Exercise brief: Leave the pictures out. Return all other data exactly.

Supplied information:
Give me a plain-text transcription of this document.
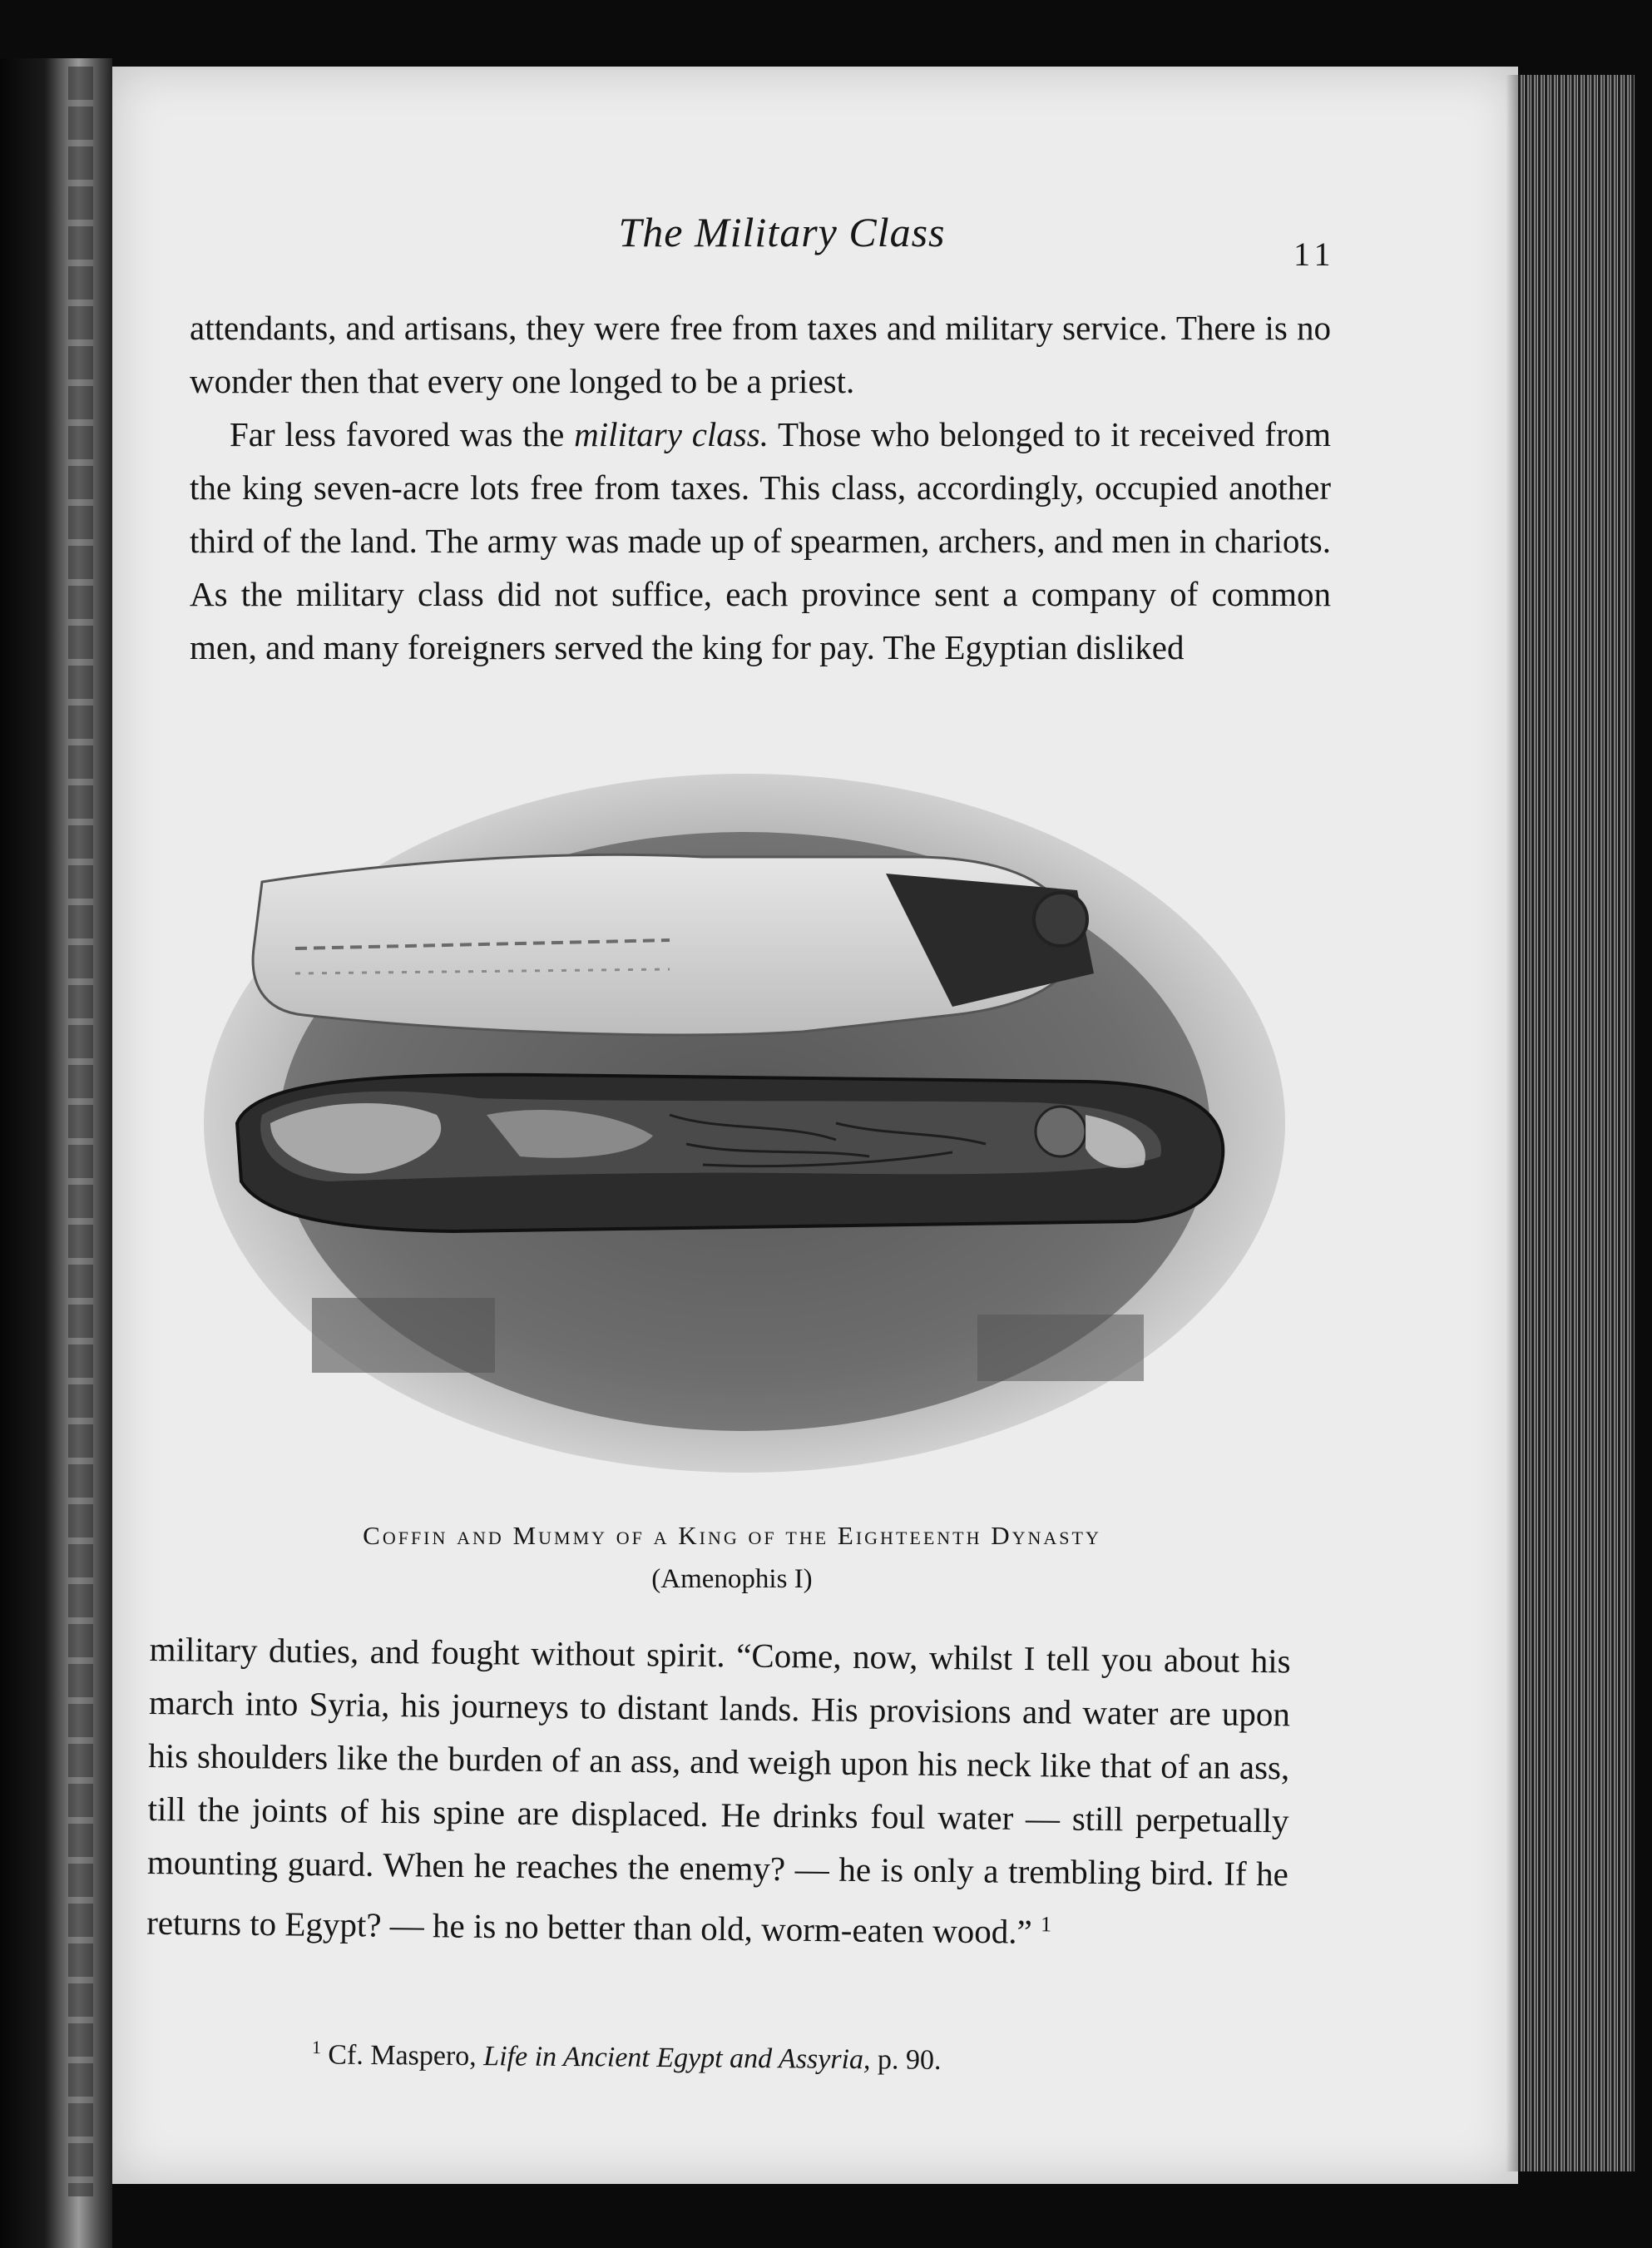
The Military Class	11

attendants, and artisans, they were free from taxes and military service. There is no wonder then that every one longed to be a priest.

Far less favored was the military class. Those who belonged to it received from the king seven-acre lots free from taxes. This class, accordingly, occupied another third of the land. The army was made up of spearmen, archers, and men in chariots. As the military class did not suffice, each province sent a company of common men, and many foreigners served the king for pay. The Egyptian disliked

Coffin and Mummy of a King of the Eighteenth Dynasty
(Amenophis I)

military duties, and fought without spirit. “Come, now, whilst I tell you about his march into Syria, his journeys to distant lands. His provisions and water are upon his shoulders like the burden of an ass, and weigh upon his neck like that of an ass, till the joints of his spine are displaced. He drinks foul water — still perpetually mounting guard. When he reaches the enemy? — he is only a trembling bird. If he returns to Egypt? — he is no better than old, worm-eaten wood.” $^1$

$^1$ Cf. Maspero, Life in Ancient Egypt and Assyria, p. 90.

Answer to the exercise:
Give me a plain-text transcription of this document.
The Military Class	11

attendants, and artisans, they were free from taxes and military service. There is no wonder then that every one longed to be a priest.

Far less favored was the military class. Those who belonged to it received from the king seven-acre lots free from taxes. This class, accordingly, occupied another third of the land. The army was made up of spearmen, archers, and men in chariots. As the military class did not suffice, each province sent a company of common men, and many foreigners served the king for pay. The Egyptian disliked

Coffin and Mummy of a King of the Eighteenth Dynasty
(Amenophis I)

military duties, and fought without spirit. “Come, now, whilst I tell you about his march into Syria, his journeys to distant lands. His provisions and water are upon his shoulders like the burden of an ass, and weigh upon his neck like that of an ass, till the joints of his spine are displaced. He drinks foul water — still perpetually mounting guard. When he reaches the enemy? — he is only a trembling bird. If he returns to Egypt? — he is no better than old, worm-eaten wood.” $^1$

$^1$ Cf. Maspero, Life in Ancient Egypt and Assyria, p. 90.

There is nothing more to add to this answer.